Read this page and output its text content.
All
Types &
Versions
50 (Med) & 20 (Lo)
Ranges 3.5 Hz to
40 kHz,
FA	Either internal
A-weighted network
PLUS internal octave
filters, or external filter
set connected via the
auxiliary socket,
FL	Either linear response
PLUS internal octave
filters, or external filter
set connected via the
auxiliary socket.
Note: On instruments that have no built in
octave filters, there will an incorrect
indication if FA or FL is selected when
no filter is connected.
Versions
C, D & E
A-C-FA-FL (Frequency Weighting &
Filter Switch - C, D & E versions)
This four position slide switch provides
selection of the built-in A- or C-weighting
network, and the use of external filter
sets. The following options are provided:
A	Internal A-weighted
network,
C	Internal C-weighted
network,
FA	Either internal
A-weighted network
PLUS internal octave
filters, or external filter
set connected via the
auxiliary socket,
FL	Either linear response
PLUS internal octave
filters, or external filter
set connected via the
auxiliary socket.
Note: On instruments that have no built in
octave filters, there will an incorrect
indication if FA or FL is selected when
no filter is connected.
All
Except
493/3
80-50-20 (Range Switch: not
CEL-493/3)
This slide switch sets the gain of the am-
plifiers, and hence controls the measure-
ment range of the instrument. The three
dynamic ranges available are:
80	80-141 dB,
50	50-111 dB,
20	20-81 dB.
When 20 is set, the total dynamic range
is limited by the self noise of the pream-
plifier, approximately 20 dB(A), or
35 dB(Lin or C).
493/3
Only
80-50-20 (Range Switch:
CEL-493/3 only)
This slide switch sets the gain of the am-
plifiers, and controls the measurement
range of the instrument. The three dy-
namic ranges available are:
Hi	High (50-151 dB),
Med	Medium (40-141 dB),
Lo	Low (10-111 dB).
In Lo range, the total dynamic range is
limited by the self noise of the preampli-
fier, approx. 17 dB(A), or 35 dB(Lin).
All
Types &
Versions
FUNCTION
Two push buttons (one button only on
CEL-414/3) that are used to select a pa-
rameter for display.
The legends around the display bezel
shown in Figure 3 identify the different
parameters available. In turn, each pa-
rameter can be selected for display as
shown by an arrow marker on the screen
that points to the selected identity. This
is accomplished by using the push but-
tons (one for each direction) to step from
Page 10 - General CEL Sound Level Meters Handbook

· · · · · · ·

Problem requirements -> Go through the entries and repeat each one exactly.

Solution for this problem ->
Read this page and output its text content.
All
Types &
Versions
50 (Med) & 20 (Lo)
Ranges 3.5 Hz to
40 kHz,
FA	Either internal
A-weighted network
PLUS internal octave
filters, or external filter
set connected via the
auxiliary socket,
FL	Either linear response
PLUS internal octave
filters, or external filter
set connected via the
auxiliary socket.
Note: On instruments that have no built in
octave filters, there will an incorrect
indication if FA or FL is selected when
no filter is connected.
Versions
C, D & E
A-C-FA-FL (Frequency Weighting &
Filter Switch - C, D & E versions)
This four position slide switch provides
selection of the built-in A- or C-weighting
network, and the use of external filter
sets. The following options are provided:
A	Internal A-weighted
network,
C	Internal C-weighted
network,
FA	Either internal
A-weighted network
PLUS internal octave
filters, or external filter
set connected via the
auxiliary socket,
FL	Either linear response
PLUS internal octave
filters, or external filter
set connected via the
auxiliary socket.
Note: On instruments that have no built in
octave filters, there will an incorrect
indication if FA or FL is selected when
no filter is connected.
All
Except
493/3
80-50-20 (Range Switch: not
CEL-493/3)
This slide switch sets the gain of the am-
plifiers, and hence controls the measure-
ment range of the instrument. The three
dynamic ranges available are:
80	80-141 dB,
50	50-111 dB,
20	20-81 dB.
When 20 is set, the total dynamic range
is limited by the self noise of the pream-
plifier, approximately 20 dB(A), or
35 dB(Lin or C).
493/3
Only
80-50-20 (Range Switch:
CEL-493/3 only)
This slide switch sets the gain of the am-
plifiers, and controls the measurement
range of the instrument. The three dy-
namic ranges available are:
Hi	High (50-151 dB),
Med	Medium (40-141 dB),
Lo	Low (10-111 dB).
In Lo range, the total dynamic range is
limited by the self noise of the preampli-
fier, approx. 17 dB(A), or 35 dB(Lin).
All
Types &
Versions
FUNCTION
Two push buttons (one button only on
CEL-414/3) that are used to select a pa-
rameter for display.
The legends around the display bezel
shown in Figure 3 identify the different
parameters available. In turn, each pa-
rameter can be selected for display as
shown by an arrow marker on the screen
that points to the selected identity. This
is accomplished by using the push but-
tons (one for each direction) to step from
Page 10 - General CEL Sound Level Meters Handbook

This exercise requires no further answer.